>>>>

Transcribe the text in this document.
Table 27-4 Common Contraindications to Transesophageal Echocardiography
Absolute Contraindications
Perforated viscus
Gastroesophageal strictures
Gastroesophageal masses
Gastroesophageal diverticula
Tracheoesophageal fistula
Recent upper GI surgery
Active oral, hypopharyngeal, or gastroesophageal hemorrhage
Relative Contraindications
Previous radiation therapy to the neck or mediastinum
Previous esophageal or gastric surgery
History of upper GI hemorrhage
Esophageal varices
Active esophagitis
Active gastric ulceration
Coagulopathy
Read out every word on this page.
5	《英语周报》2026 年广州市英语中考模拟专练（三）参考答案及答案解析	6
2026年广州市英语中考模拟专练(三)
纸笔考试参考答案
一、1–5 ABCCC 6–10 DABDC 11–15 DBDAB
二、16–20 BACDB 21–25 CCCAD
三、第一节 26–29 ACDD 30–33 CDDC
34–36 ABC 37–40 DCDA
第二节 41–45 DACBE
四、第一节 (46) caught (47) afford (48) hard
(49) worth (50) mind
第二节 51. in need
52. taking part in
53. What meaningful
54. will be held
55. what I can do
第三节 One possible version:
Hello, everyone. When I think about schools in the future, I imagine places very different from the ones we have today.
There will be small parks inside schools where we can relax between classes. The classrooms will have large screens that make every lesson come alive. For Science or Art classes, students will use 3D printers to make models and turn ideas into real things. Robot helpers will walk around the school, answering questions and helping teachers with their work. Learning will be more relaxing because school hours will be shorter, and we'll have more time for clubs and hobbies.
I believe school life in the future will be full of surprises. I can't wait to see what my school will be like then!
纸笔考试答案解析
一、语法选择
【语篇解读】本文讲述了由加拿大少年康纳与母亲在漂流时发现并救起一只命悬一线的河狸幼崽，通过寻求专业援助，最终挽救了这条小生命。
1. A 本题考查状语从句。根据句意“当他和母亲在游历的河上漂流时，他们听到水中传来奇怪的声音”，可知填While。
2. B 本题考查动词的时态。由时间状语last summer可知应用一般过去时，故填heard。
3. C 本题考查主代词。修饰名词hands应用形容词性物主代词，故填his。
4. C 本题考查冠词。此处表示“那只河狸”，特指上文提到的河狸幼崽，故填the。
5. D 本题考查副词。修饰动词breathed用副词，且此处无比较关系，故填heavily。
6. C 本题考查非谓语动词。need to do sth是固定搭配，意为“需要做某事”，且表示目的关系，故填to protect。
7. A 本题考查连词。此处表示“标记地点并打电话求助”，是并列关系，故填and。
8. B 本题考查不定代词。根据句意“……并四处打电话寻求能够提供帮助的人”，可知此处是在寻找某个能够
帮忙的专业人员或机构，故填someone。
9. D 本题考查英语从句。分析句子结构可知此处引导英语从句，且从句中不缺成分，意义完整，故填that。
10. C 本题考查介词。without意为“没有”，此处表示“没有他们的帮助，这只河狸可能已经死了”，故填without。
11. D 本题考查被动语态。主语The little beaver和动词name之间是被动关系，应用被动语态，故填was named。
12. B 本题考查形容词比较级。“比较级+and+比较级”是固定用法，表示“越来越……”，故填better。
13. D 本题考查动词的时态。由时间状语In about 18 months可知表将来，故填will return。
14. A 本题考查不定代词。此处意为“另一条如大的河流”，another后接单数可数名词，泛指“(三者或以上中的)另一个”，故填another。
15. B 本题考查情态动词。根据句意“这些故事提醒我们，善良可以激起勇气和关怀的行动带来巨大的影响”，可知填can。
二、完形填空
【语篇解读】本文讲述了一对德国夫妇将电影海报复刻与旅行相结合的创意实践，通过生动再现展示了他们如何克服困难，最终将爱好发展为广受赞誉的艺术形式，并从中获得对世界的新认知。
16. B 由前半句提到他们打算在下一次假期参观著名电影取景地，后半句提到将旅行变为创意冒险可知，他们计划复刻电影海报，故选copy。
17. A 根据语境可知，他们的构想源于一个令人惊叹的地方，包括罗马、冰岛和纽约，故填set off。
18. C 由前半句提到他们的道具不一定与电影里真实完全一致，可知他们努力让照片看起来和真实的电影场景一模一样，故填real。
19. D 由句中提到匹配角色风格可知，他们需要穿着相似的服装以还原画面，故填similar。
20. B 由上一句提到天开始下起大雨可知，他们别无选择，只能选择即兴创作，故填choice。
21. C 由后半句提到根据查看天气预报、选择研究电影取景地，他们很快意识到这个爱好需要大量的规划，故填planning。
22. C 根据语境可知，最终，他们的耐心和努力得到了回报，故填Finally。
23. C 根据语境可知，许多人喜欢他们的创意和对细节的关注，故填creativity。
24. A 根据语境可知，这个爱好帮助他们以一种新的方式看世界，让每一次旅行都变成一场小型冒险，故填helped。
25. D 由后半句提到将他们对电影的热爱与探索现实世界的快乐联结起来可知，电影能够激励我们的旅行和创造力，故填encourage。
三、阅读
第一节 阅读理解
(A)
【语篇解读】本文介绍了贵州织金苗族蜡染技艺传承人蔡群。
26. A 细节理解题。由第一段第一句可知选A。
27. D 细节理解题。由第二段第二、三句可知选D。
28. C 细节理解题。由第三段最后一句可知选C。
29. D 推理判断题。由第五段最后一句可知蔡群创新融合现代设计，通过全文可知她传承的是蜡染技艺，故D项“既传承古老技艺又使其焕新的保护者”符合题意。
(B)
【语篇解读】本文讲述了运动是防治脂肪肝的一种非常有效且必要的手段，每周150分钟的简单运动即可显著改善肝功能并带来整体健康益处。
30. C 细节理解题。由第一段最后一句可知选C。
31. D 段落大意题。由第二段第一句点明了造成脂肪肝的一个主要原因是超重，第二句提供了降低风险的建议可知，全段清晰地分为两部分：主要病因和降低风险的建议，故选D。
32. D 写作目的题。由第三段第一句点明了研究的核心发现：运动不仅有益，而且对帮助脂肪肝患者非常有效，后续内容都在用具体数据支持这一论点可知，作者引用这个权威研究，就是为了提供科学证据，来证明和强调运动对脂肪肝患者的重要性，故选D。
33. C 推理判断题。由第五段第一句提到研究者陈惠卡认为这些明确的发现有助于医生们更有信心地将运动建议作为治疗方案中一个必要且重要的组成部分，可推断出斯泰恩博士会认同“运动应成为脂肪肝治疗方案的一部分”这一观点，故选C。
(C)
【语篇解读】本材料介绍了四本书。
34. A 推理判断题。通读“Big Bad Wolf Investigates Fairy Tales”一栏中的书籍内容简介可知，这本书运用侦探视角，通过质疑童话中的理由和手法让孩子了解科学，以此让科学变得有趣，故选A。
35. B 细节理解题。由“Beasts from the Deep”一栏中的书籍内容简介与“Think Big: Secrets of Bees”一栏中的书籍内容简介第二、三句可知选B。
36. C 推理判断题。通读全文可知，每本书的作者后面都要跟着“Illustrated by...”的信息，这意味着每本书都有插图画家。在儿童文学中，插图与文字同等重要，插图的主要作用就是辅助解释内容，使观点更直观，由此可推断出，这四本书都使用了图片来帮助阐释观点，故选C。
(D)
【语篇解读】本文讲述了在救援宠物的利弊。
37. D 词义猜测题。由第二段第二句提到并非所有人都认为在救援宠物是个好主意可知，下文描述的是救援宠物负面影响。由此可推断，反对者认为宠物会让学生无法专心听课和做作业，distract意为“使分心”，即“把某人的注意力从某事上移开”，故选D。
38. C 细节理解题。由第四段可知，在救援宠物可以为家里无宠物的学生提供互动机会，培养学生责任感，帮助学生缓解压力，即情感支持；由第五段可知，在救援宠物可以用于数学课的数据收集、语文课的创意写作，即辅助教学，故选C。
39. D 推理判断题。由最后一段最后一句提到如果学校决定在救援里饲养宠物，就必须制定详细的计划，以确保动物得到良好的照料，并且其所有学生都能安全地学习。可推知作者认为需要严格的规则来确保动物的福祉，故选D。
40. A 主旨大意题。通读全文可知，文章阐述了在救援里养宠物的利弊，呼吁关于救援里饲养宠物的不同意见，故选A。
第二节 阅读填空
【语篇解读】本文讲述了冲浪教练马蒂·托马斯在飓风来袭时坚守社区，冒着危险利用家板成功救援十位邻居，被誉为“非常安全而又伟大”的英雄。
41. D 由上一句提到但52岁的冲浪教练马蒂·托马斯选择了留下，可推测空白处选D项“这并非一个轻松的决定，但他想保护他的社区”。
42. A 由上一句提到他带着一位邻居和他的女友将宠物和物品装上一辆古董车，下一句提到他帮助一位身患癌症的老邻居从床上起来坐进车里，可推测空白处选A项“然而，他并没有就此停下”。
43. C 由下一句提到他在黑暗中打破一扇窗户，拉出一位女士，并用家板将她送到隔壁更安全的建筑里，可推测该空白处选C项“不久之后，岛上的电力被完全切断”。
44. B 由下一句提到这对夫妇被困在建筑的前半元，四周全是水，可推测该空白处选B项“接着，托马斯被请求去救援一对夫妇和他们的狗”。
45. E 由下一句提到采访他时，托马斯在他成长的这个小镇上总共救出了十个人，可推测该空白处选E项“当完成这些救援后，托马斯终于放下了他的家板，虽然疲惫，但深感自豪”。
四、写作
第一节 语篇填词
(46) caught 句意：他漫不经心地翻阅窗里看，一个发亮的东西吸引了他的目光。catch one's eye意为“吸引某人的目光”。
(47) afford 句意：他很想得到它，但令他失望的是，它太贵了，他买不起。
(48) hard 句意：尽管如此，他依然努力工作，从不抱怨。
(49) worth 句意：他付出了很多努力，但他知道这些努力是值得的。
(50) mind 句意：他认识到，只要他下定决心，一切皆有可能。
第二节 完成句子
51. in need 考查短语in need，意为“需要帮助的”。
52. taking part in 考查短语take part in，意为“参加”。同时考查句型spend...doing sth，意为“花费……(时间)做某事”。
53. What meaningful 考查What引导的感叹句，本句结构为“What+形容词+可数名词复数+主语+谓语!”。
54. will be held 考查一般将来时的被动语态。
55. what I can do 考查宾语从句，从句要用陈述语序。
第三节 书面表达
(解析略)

<<<<

WHAT YOU ARE ASKED TO DO.
Collect from the data above every line that includes "worth".

RESPONSE FOR THIS EXERCISE.
(49) worth (50) mind
(49) worth 句意：他付出了很多努力，但他知道这些努力是值得的。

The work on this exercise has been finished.